#### Requirements:
Print the entries verbatim, leaving out the images they contain.

#### Extracted data:
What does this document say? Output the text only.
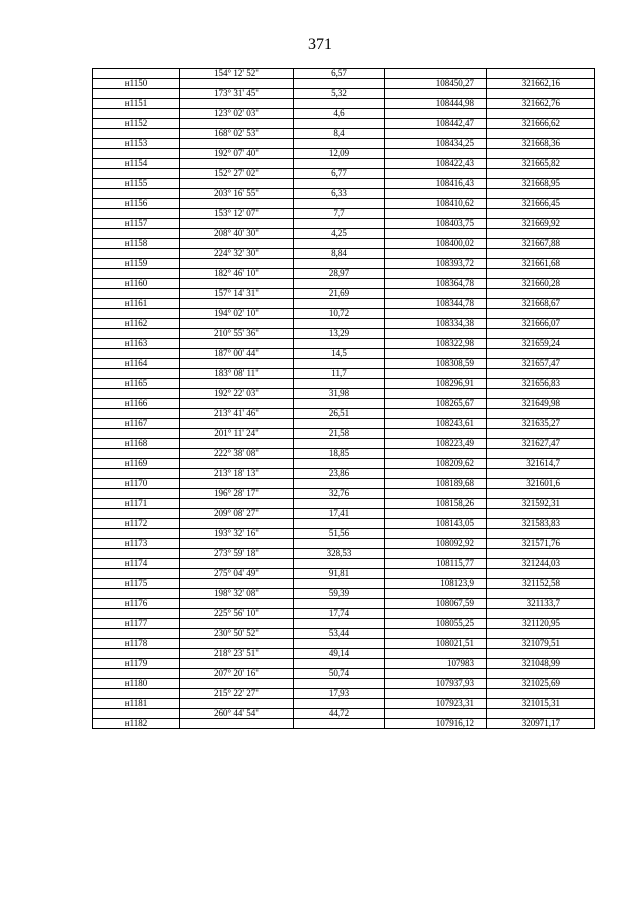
371
	154° 12' 52"	6,57		
н1150			108450,27	321662,16
	173° 31' 45"	5,32		
н1151			108444,98	321662,76
	123° 02' 03"	4,6		
н1152			108442,47	321666,62
	168° 02' 53"	8,4		
н1153			108434,25	321668,36
	192° 07' 40"	12,09		
н1154			108422,43	321665,82
	152° 27' 02"	6,77		
н1155			108416,43	321668,95
	203° 16' 55"	6,33		
н1156			108410,62	321666,45
	153° 12' 07"	7,7		
н1157			108403,75	321669,92
	208° 40' 30"	4,25		
н1158			108400,02	321667,88
	224° 32' 30"	8,84		
н1159			108393,72	321661,68
	182° 46' 10"	28,97		
н1160			108364,78	321660,28
	157° 14' 31"	21,69		
н1161			108344,78	321668,67
	194° 02' 10"	10,72		
н1162			108334,38	321666,07
	210° 55' 36"	13,29		
н1163			108322,98	321659,24
	187° 00' 44"	14,5		
н1164			108308,59	321657,47
	183° 08' 11"	11,7		
н1165			108296,91	321656,83
	192° 22' 03"	31,98		
н1166			108265,67	321649,98
	213° 41' 46"	26,51		
н1167			108243,61	321635,27
	201° 11' 24"	21,58		
н1168			108223,49	321627,47
	222° 38' 08"	18,85		
н1169			108209,62	321614,7
	213° 18' 13"	23,86		
н1170			108189,68	321601,6
	196° 28' 17"	32,76		
н1171			108158,26	321592,31
	209° 08' 27"	17,41		
н1172			108143,05	321583,83
	193° 32' 16"	51,56		
н1173			108092,92	321571,76
	273° 59' 18"	328,53		
н1174			108115,77	321244,03
	275° 04' 49"	91,81		
н1175			108123,9	321152,58
	198° 32' 08"	59,39		
н1176			108067,59	321133,7
	225° 56' 10"	17,74		
н1177			108055,25	321120,95
	230° 50' 52"	53,44		
н1178			108021,51	321079,51
	218° 23' 51"	49,14		
н1179			107983	321048,99
	207° 20' 16"	50,74		
н1180			107937,93	321025,69
	215° 22' 27"	17,93		
н1181			107923,31	321015,31
	260° 44' 54"	44,72		
н1182			107916,12	320971,17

#### Exercise answer:
What does this document say? Output the text only.
371
	154° 12' 52"	6,57		
н1150			108450,27	321662,16
	173° 31' 45"	5,32		
н1151			108444,98	321662,76
	123° 02' 03"	4,6		
н1152			108442,47	321666,62
	168° 02' 53"	8,4		
н1153			108434,25	321668,36
	192° 07' 40"	12,09		
н1154			108422,43	321665,82
	152° 27' 02"	6,77		
н1155			108416,43	321668,95
	203° 16' 55"	6,33		
н1156			108410,62	321666,45
	153° 12' 07"	7,7		
н1157			108403,75	321669,92
	208° 40' 30"	4,25		
н1158			108400,02	321667,88
	224° 32' 30"	8,84		
н1159			108393,72	321661,68
	182° 46' 10"	28,97		
н1160			108364,78	321660,28
	157° 14' 31"	21,69		
н1161			108344,78	321668,67
	194° 02' 10"	10,72		
н1162			108334,38	321666,07
	210° 55' 36"	13,29		
н1163			108322,98	321659,24
	187° 00' 44"	14,5		
н1164			108308,59	321657,47
	183° 08' 11"	11,7		
н1165			108296,91	321656,83
	192° 22' 03"	31,98		
н1166			108265,67	321649,98
	213° 41' 46"	26,51		
н1167			108243,61	321635,27
	201° 11' 24"	21,58		
н1168			108223,49	321627,47
	222° 38' 08"	18,85		
н1169			108209,62	321614,7
	213° 18' 13"	23,86		
н1170			108189,68	321601,6
	196° 28' 17"	32,76		
н1171			108158,26	321592,31
	209° 08' 27"	17,41		
н1172			108143,05	321583,83
	193° 32' 16"	51,56		
н1173			108092,92	321571,76
	273° 59' 18"	328,53		
н1174			108115,77	321244,03
	275° 04' 49"	91,81		
н1175			108123,9	321152,58
	198° 32' 08"	59,39		
н1176			108067,59	321133,7
	225° 56' 10"	17,74		
н1177			108055,25	321120,95
	230° 50' 52"	53,44		
н1178			108021,51	321079,51
	218° 23' 51"	49,14		
н1179			107983	321048,99
	207° 20' 16"	50,74		
н1180			107937,93	321025,69
	215° 22' 27"	17,93		
н1181			107923,31	321015,31
	260° 44' 54"	44,72		
н1182			107916,12	320971,17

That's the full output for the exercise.